_What is being asked_: In the records below, pick out all lines containing the word "turned".

━━━━━ Data for processing ━━━━━

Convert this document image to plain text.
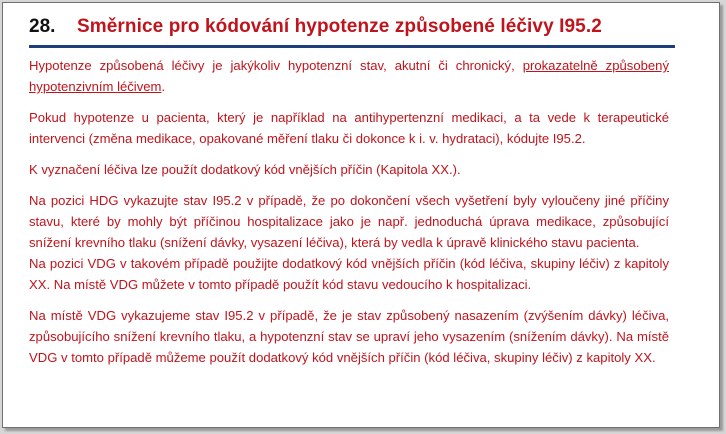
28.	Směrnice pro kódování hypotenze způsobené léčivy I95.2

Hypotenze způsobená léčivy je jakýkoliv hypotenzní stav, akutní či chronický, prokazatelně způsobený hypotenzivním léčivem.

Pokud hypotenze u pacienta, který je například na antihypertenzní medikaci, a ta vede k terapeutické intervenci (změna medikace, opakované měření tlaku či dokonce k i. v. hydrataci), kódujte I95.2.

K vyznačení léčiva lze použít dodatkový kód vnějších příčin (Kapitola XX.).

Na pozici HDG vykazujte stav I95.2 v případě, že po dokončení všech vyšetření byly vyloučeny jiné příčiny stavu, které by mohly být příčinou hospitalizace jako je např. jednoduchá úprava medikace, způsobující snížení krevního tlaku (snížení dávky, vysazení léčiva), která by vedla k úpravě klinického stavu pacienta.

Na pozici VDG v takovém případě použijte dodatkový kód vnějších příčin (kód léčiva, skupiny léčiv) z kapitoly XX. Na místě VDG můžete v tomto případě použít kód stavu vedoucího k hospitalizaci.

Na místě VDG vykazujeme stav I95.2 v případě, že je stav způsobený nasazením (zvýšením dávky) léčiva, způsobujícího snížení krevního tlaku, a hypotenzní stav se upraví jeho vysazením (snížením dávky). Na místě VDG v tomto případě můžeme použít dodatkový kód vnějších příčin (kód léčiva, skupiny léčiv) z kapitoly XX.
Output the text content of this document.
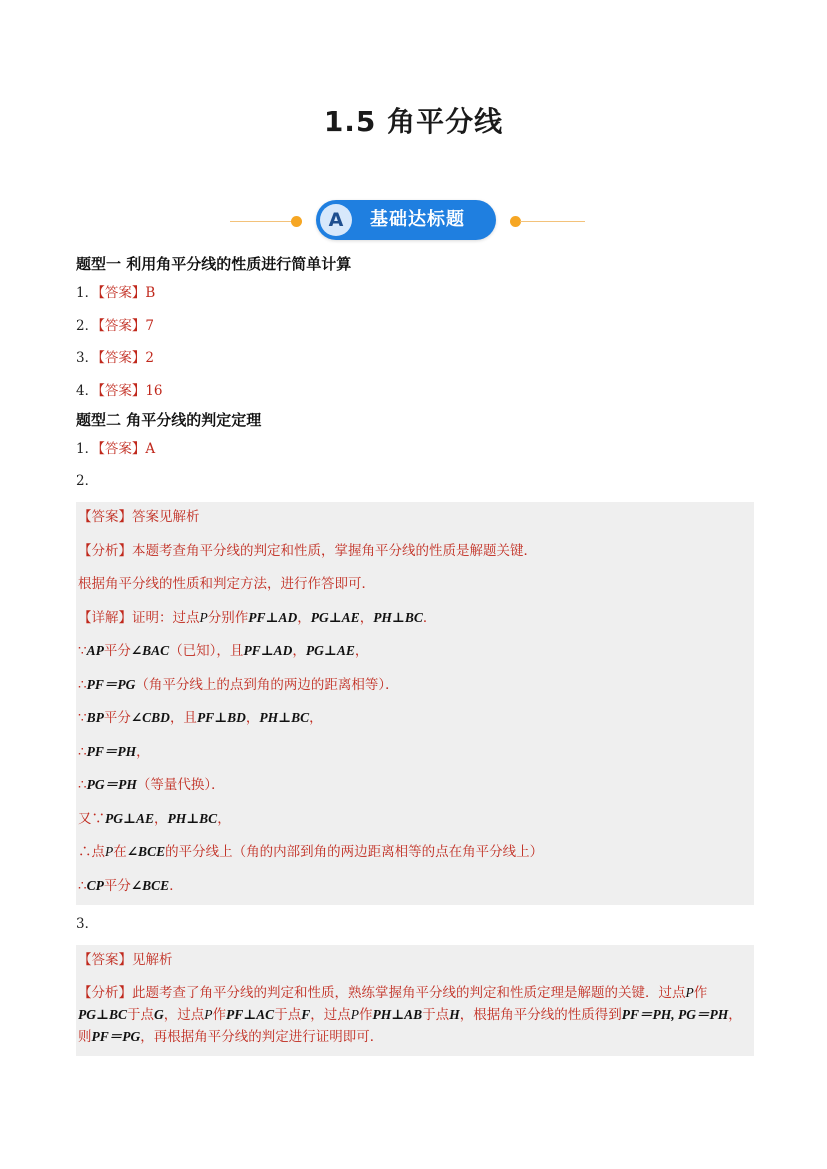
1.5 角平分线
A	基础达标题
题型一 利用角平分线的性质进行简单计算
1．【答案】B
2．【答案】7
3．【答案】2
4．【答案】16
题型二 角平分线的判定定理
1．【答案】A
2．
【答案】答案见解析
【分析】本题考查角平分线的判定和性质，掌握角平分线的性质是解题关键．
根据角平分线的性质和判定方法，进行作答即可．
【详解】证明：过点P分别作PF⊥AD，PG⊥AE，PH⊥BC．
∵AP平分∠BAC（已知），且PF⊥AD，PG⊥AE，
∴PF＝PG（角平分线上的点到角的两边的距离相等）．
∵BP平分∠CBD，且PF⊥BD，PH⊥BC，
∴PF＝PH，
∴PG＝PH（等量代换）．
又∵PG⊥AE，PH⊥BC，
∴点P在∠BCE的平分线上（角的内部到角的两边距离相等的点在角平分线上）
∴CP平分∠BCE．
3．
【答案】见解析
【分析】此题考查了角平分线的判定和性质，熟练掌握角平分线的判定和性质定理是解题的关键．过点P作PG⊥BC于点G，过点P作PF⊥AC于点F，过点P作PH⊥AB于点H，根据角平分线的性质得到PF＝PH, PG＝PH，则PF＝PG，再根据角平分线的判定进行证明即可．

━━━━━
━━━━━ Data for processing ━━━━━

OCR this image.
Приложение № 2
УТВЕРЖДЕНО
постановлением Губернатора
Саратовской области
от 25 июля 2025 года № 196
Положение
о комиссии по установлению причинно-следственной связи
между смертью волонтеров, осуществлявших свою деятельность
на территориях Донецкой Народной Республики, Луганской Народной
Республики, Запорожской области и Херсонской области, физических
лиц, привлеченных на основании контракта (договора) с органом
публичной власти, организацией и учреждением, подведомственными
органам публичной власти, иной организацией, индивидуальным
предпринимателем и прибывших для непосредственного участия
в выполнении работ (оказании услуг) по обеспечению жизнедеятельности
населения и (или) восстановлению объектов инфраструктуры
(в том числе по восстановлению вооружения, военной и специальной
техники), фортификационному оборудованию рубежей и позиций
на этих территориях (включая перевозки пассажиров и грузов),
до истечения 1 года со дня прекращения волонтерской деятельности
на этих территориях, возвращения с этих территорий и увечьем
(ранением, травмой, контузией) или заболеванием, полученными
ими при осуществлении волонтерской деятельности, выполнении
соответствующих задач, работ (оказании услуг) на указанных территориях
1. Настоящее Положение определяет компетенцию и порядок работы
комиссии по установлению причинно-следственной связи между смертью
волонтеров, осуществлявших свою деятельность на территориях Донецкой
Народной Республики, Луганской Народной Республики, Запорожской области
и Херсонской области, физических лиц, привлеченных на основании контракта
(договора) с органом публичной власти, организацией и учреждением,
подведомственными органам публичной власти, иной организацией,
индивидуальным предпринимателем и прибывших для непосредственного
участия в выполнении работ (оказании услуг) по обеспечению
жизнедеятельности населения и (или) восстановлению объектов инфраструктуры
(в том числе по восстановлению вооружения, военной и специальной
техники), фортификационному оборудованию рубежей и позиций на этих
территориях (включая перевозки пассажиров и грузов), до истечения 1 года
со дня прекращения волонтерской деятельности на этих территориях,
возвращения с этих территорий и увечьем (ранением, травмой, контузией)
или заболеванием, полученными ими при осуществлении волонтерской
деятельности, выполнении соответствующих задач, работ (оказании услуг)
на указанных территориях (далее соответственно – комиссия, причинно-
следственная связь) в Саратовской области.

━━━━━
━━━━━ Data for processing ━━━━━

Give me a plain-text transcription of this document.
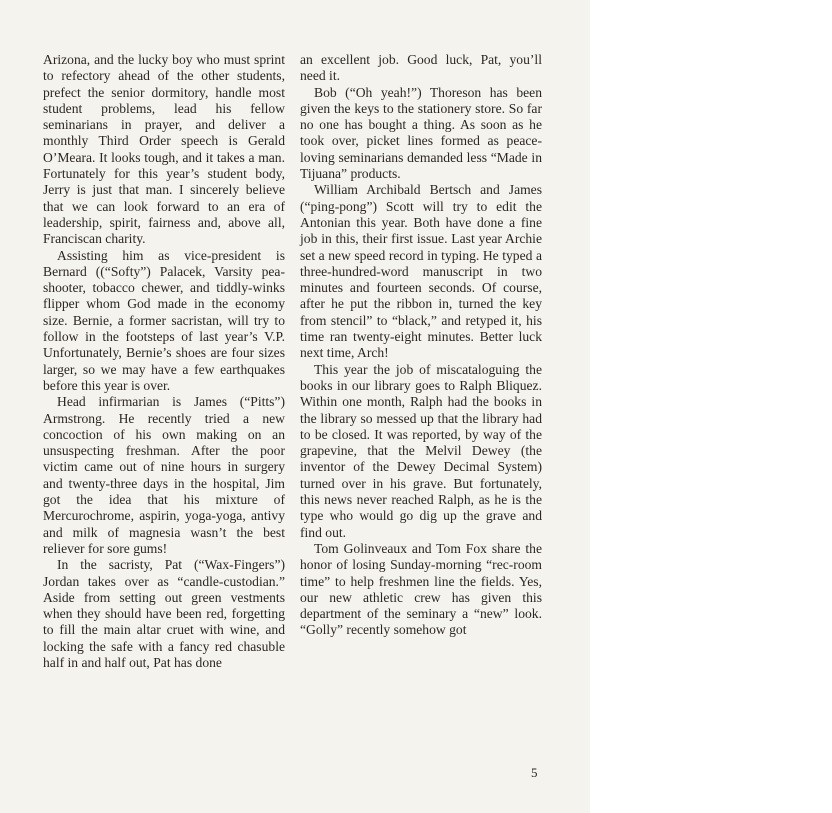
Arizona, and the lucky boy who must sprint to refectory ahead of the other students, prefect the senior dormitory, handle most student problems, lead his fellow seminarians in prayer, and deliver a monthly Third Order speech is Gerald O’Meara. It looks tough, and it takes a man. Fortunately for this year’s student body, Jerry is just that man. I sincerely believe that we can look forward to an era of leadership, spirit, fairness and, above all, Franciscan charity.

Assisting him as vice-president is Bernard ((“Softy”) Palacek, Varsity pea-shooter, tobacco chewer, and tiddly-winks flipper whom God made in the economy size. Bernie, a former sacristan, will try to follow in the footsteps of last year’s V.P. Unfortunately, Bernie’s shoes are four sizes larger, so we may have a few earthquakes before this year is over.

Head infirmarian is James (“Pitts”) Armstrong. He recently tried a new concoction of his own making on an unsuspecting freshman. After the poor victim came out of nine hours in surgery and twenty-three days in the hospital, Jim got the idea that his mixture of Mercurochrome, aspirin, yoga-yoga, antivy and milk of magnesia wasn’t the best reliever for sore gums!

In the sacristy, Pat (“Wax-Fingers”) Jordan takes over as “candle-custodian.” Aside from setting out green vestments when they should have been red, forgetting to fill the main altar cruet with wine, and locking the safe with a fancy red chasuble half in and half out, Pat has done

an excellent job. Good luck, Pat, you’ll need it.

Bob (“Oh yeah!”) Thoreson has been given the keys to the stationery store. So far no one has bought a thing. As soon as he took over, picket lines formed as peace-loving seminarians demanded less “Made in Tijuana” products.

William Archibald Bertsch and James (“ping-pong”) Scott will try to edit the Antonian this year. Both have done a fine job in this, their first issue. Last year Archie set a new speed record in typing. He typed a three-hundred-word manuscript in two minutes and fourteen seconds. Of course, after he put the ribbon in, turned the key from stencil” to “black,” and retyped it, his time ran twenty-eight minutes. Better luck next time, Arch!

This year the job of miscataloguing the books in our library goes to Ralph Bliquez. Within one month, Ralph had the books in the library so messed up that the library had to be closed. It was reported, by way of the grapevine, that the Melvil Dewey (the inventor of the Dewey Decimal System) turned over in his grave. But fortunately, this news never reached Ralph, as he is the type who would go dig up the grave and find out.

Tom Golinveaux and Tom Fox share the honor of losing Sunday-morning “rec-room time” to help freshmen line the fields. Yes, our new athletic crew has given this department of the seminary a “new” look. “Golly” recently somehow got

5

━━━━━

_Result_:
William Archibald Bertsch and James (“ping-pong”) Scott will try to edit the Antonian this year. Both have done a fine job in this, their first issue. Last year Archie set a new speed record in typing. He typed a three-hundred-word manuscript in two minutes and fourteen seconds. Of course, after he put the ribbon in, turned the key from stencil” to “black,” and retyped it, his time ran twenty-eight minutes. Better luck next time, Arch!
This year the job of miscataloguing the books in our library goes to Ralph Bliquez. Within one month, Ralph had the books in the library so messed up that the library had to be closed. It was reported, by way of the grapevine, that the Melvil Dewey (the inventor of the Dewey Decimal System) turned over in his grave. But fortunately, this news never reached Ralph, as he is the type who would go dig up the grave and find out.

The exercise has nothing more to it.